§ TASK TO CARRY OUT: Your task is to reproduce the material exactly.

[Data items]
** begin **

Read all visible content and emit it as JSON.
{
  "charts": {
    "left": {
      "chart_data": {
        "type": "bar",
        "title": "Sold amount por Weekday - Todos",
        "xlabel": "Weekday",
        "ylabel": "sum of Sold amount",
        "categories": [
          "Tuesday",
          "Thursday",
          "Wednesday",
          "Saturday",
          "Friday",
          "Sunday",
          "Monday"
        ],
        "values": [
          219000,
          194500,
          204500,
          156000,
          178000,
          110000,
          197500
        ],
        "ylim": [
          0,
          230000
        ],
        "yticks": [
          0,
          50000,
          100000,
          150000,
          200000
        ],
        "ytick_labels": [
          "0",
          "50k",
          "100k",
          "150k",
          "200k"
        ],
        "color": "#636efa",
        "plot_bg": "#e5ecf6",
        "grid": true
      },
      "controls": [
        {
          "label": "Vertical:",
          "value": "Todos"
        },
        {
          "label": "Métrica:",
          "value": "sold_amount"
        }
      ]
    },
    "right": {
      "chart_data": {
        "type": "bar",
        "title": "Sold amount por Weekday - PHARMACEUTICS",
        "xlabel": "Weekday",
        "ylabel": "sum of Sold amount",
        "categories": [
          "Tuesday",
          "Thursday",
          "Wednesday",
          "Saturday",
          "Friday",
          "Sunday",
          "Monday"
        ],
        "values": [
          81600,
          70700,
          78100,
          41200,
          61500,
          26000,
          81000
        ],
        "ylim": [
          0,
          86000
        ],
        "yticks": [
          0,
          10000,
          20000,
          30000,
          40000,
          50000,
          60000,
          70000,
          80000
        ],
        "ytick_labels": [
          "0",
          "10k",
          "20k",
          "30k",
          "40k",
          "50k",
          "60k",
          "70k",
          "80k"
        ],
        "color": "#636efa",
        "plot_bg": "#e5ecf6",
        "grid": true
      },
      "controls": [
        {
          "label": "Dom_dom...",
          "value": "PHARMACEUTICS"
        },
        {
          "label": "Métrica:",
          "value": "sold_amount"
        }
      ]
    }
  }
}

** end **

§ THE SOLUTION:
Read all visible content and emit it as JSON.
{
  "charts": {
    "left": {
      "chart_data": {
        "type": "bar",
        "title": "Sold amount por Weekday - Todos",
        "xlabel": "Weekday",
        "ylabel": "sum of Sold amount",
        "categories": [
          "Tuesday",
          "Thursday",
          "Wednesday",
          "Saturday",
          "Friday",
          "Sunday",
          "Monday"
        ],
        "values": [
          219000,
          194500,
          204500,
          156000,
          178000,
          110000,
          197500
        ],
        "ylim": [
          0,
          230000
        ],
        "yticks": [
          0,
          50000,
          100000,
          150000,
          200000
        ],
        "ytick_labels": [
          "0",
          "50k",
          "100k",
          "150k",
          "200k"
        ],
        "color": "#636efa",
        "plot_bg": "#e5ecf6",
        "grid": true
      },
      "controls": [
        {
          "label": "Vertical:",
          "value": "Todos"
        },
        {
          "label": "Métrica:",
          "value": "sold_amount"
        }
      ]
    },
    "right": {
      "chart_data": {
        "type": "bar",
        "title": "Sold amount por Weekday - PHARMACEUTICS",
        "xlabel": "Weekday",
        "ylabel": "sum of Sold amount",
        "categories": [
          "Tuesday",
          "Thursday",
          "Wednesday",
          "Saturday",
          "Friday",
          "Sunday",
          "Monday"
        ],
        "values": [
          81600,
          70700,
          78100,
          41200,
          61500,
          26000,
          81000
        ],
        "ylim": [
          0,
          86000
        ],
        "yticks": [
          0,
          10000,
          20000,
          30000,
          40000,
          50000,
          60000,
          70000,
          80000
        ],
        "ytick_labels": [
          "0",
          "10k",
          "20k",
          "30k",
          "40k",
          "50k",
          "60k",
          "70k",
          "80k"
        ],
        "color": "#636efa",
        "plot_bg": "#e5ecf6",
        "grid": true
      },
      "controls": [
        {
          "label": "Dom_dom...",
          "value": "PHARMACEUTICS"
        },
        {
          "label": "Métrica:",
          "value": "sold_amount"
        }
      ]
    }
  }
}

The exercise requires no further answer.